• _Exercise instructions_: Transcribe the material word for word, but without the images.

• _Records provided_:
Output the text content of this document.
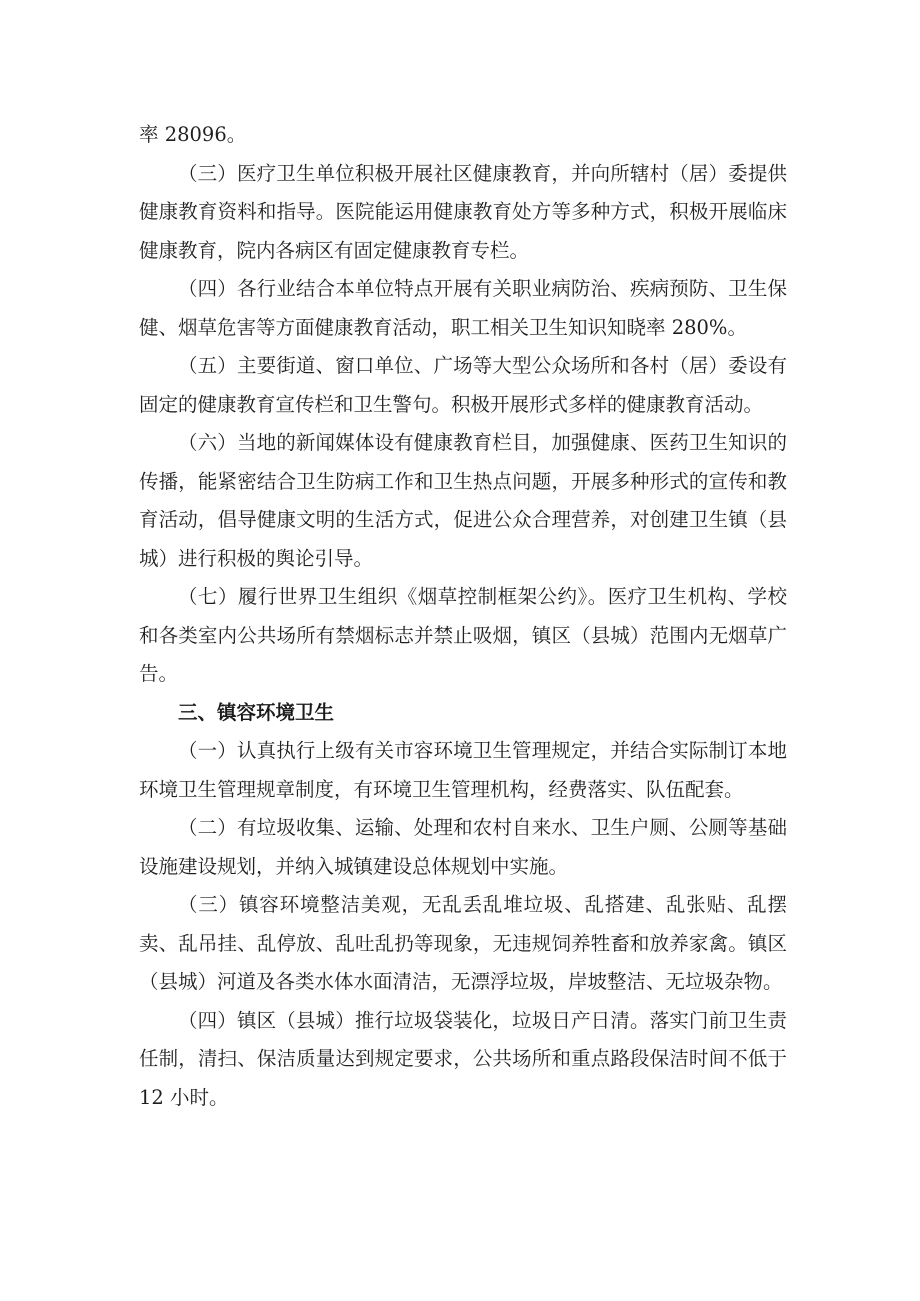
率 28096。

（三）医疗卫生单位积极开展社区健康教育，并向所辖村（居）委提供健康教育资料和指导。医院能运用健康教育处方等多种方式，积极开展临床健康教育，院内各病区有固定健康教育专栏。

（四）各行业结合本单位特点开展有关职业病防治、疾病预防、卫生保健、烟草危害等方面健康教育活动，职工相关卫生知识知晓率 280%。

（五）主要街道、窗口单位、广场等大型公众场所和各村（居）委设有固定的健康教育宣传栏和卫生警句。积极开展形式多样的健康教育活动。

（六）当地的新闻媒体设有健康教育栏目，加强健康、医药卫生知识的传播，能紧密结合卫生防病工作和卫生热点问题，开展多种形式的宣传和教育活动，倡导健康文明的生活方式，促进公众合理营养，对创建卫生镇（县城）进行积极的舆论引导。

（七）履行世界卫生组织《烟草控制框架公约》。医疗卫生机构、学校和各类室内公共场所有禁烟标志并禁止吸烟，镇区（县城）范围内无烟草广告。

三、镇容环境卫生

（一）认真执行上级有关市容环境卫生管理规定，并结合实际制订本地环境卫生管理规章制度，有环境卫生管理机构，经费落实、队伍配套。

（二）有垃圾收集、运输、处理和农村自来水、卫生户厕、公厕等基础设施建设规划，并纳入城镇建设总体规划中实施。

（三）镇容环境整洁美观，无乱丢乱堆垃圾、乱搭建、乱张贴、乱摆卖、乱吊挂、乱停放、乱吐乱扔等现象，无违规饲养牲畜和放养家禽。镇区（县城）河道及各类水体水面清洁，无漂浮垃圾，岸坡整洁、无垃圾杂物。

（四）镇区（县城）推行垃圾袋装化，垃圾日产日清。落实门前卫生责任制，清扫、保洁质量达到规定要求，公共场所和重点路段保洁时间不低于 12 小时。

• _Task solution_:
Output the text content of this document.
率 28096。

（三）医疗卫生单位积极开展社区健康教育，并向所辖村（居）委提供健康教育资料和指导。医院能运用健康教育处方等多种方式，积极开展临床健康教育，院内各病区有固定健康教育专栏。

（四）各行业结合本单位特点开展有关职业病防治、疾病预防、卫生保健、烟草危害等方面健康教育活动，职工相关卫生知识知晓率 280%。

（五）主要街道、窗口单位、广场等大型公众场所和各村（居）委设有固定的健康教育宣传栏和卫生警句。积极开展形式多样的健康教育活动。

（六）当地的新闻媒体设有健康教育栏目，加强健康、医药卫生知识的传播，能紧密结合卫生防病工作和卫生热点问题，开展多种形式的宣传和教育活动，倡导健康文明的生活方式，促进公众合理营养，对创建卫生镇（县城）进行积极的舆论引导。

（七）履行世界卫生组织《烟草控制框架公约》。医疗卫生机构、学校和各类室内公共场所有禁烟标志并禁止吸烟，镇区（县城）范围内无烟草广告。

三、镇容环境卫生

（一）认真执行上级有关市容环境卫生管理规定，并结合实际制订本地环境卫生管理规章制度，有环境卫生管理机构，经费落实、队伍配套。

（二）有垃圾收集、运输、处理和农村自来水、卫生户厕、公厕等基础设施建设规划，并纳入城镇建设总体规划中实施。

（三）镇容环境整洁美观，无乱丢乱堆垃圾、乱搭建、乱张贴、乱摆卖、乱吊挂、乱停放、乱吐乱扔等现象，无违规饲养牲畜和放养家禽。镇区（县城）河道及各类水体水面清洁，无漂浮垃圾，岸坡整洁、无垃圾杂物。

（四）镇区（县城）推行垃圾袋装化，垃圾日产日清。落实门前卫生责任制，清扫、保洁质量达到规定要求，公共场所和重点路段保洁时间不低于 12 小时。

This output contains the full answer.